> [Task objective]: Return every line of the records below verbatim, with no pictures in the copy.

> [Dataset records]:
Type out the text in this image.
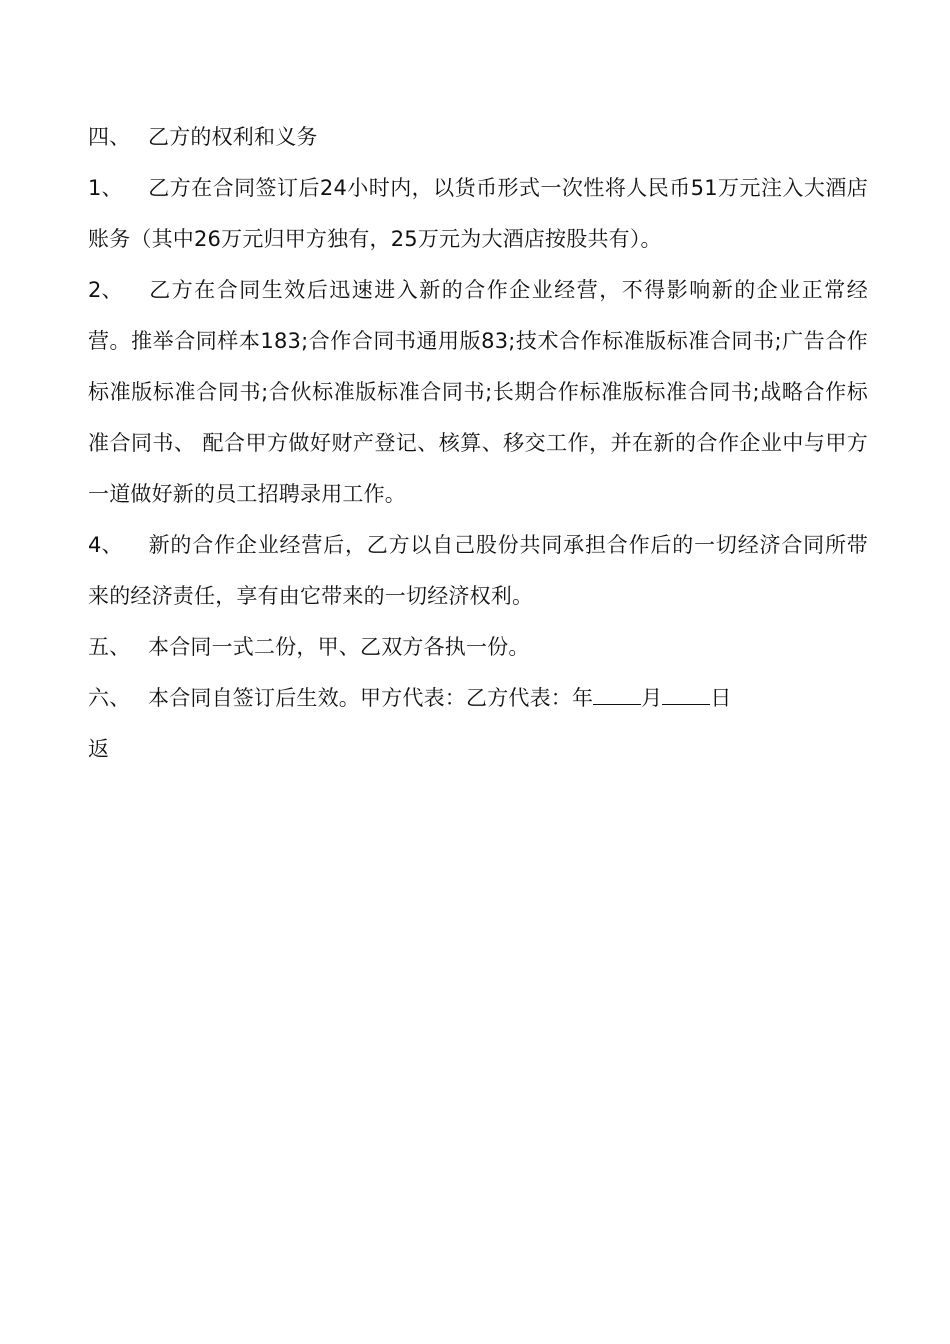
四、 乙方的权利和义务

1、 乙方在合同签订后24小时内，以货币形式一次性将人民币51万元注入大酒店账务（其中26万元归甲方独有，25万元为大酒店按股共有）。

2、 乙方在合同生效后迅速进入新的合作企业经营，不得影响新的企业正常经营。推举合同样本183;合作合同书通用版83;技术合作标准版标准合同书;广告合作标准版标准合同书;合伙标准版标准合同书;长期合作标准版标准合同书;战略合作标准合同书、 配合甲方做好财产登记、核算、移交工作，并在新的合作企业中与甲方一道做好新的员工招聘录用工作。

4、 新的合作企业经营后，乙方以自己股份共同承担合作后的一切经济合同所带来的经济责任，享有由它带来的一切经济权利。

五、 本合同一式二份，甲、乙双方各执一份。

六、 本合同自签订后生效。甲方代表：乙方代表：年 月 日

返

> [Solution to the exercise]:
Type out the text in this image.
四、 乙方的权利和义务

1、 乙方在合同签订后24小时内，以货币形式一次性将人民币51万元注入大酒店账务（其中26万元归甲方独有，25万元为大酒店按股共有）。

2、 乙方在合同生效后迅速进入新的合作企业经营，不得影响新的企业正常经营。推举合同样本183;合作合同书通用版83;技术合作标准版标准合同书;广告合作标准版标准合同书;合伙标准版标准合同书;长期合作标准版标准合同书;战略合作标准合同书、 配合甲方做好财产登记、核算、移交工作，并在新的合作企业中与甲方一道做好新的员工招聘录用工作。

4、 新的合作企业经营后，乙方以自己股份共同承担合作后的一切经济合同所带来的经济责任，享有由它带来的一切经济权利。

五、 本合同一式二份，甲、乙双方各执一份。

六、 本合同自签订后生效。甲方代表：乙方代表：年 月 日

返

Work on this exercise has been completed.